**Request**
Write out the material exactly, without any of its pictures.

**Chart and figure data**
::::::::

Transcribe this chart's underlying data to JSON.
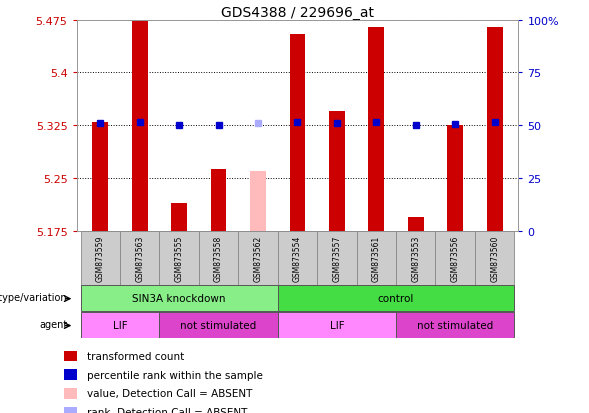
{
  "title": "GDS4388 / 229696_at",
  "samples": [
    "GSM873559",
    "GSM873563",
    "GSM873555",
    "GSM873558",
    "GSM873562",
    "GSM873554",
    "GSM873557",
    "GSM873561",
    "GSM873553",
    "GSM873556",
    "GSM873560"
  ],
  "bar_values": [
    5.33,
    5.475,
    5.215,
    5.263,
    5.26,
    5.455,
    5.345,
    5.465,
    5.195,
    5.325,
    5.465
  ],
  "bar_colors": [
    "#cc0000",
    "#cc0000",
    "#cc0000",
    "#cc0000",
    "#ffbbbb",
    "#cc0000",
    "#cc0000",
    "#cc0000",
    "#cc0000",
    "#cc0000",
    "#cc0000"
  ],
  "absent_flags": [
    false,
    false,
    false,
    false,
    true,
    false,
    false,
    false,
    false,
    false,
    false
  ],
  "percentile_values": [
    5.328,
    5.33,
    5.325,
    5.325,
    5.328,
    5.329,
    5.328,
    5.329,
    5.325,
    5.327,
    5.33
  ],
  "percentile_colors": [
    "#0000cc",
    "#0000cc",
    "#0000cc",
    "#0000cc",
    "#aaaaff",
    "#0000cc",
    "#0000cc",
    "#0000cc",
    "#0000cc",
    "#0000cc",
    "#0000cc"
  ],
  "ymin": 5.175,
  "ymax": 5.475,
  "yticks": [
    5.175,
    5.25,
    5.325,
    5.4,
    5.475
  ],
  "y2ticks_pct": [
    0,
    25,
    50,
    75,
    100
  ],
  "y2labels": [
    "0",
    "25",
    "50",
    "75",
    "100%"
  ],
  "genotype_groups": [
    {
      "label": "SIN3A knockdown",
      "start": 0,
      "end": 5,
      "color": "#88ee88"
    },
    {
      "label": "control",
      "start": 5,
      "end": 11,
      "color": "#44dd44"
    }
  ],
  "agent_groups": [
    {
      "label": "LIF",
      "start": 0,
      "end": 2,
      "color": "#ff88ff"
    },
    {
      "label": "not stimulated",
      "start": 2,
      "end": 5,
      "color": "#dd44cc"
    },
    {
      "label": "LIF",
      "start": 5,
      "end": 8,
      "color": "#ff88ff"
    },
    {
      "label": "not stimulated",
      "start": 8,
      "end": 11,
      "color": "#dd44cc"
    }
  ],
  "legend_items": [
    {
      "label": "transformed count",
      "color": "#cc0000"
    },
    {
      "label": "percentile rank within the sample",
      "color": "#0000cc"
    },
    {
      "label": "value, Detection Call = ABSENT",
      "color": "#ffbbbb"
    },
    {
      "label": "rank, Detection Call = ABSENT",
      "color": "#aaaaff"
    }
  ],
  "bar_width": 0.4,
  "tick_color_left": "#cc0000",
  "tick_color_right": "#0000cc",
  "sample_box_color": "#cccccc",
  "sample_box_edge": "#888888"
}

::::::::

**Expected answer**
Transcribe this chart's underlying data to JSON.
{
  "title": "GDS4388 / 229696_at",
  "samples": [
    "GSM873559",
    "GSM873563",
    "GSM873555",
    "GSM873558",
    "GSM873562",
    "GSM873554",
    "GSM873557",
    "GSM873561",
    "GSM873553",
    "GSM873556",
    "GSM873560"
  ],
  "bar_values": [
    5.33,
    5.475,
    5.215,
    5.263,
    5.26,
    5.455,
    5.345,
    5.465,
    5.195,
    5.325,
    5.465
  ],
  "bar_colors": [
    "#cc0000",
    "#cc0000",
    "#cc0000",
    "#cc0000",
    "#ffbbbb",
    "#cc0000",
    "#cc0000",
    "#cc0000",
    "#cc0000",
    "#cc0000",
    "#cc0000"
  ],
  "absent_flags": [
    false,
    false,
    false,
    false,
    true,
    false,
    false,
    false,
    false,
    false,
    false
  ],
  "percentile_values": [
    5.328,
    5.33,
    5.325,
    5.325,
    5.328,
    5.329,
    5.328,
    5.329,
    5.325,
    5.327,
    5.33
  ],
  "percentile_colors": [
    "#0000cc",
    "#0000cc",
    "#0000cc",
    "#0000cc",
    "#aaaaff",
    "#0000cc",
    "#0000cc",
    "#0000cc",
    "#0000cc",
    "#0000cc",
    "#0000cc"
  ],
  "ymin": 5.175,
  "ymax": 5.475,
  "yticks": [
    5.175,
    5.25,
    5.325,
    5.4,
    5.475
  ],
  "y2ticks_pct": [
    0,
    25,
    50,
    75,
    100
  ],
  "y2labels": [
    "0",
    "25",
    "50",
    "75",
    "100%"
  ],
  "genotype_groups": [
    {
      "label": "SIN3A knockdown",
      "start": 0,
      "end": 5,
      "color": "#88ee88"
    },
    {
      "label": "control",
      "start": 5,
      "end": 11,
      "color": "#44dd44"
    }
  ],
  "agent_groups": [
    {
      "label": "LIF",
      "start": 0,
      "end": 2,
      "color": "#ff88ff"
    },
    {
      "label": "not stimulated",
      "start": 2,
      "end": 5,
      "color": "#dd44cc"
    },
    {
      "label": "LIF",
      "start": 5,
      "end": 8,
      "color": "#ff88ff"
    },
    {
      "label": "not stimulated",
      "start": 8,
      "end": 11,
      "color": "#dd44cc"
    }
  ],
  "legend_items": [
    {
      "label": "transformed count",
      "color": "#cc0000"
    },
    {
      "label": "percentile rank within the sample",
      "color": "#0000cc"
    },
    {
      "label": "value, Detection Call = ABSENT",
      "color": "#ffbbbb"
    },
    {
      "label": "rank, Detection Call = ABSENT",
      "color": "#aaaaff"
    }
  ],
  "bar_width": 0.4,
  "tick_color_left": "#cc0000",
  "tick_color_right": "#0000cc",
  "sample_box_color": "#cccccc",
  "sample_box_edge": "#888888"
}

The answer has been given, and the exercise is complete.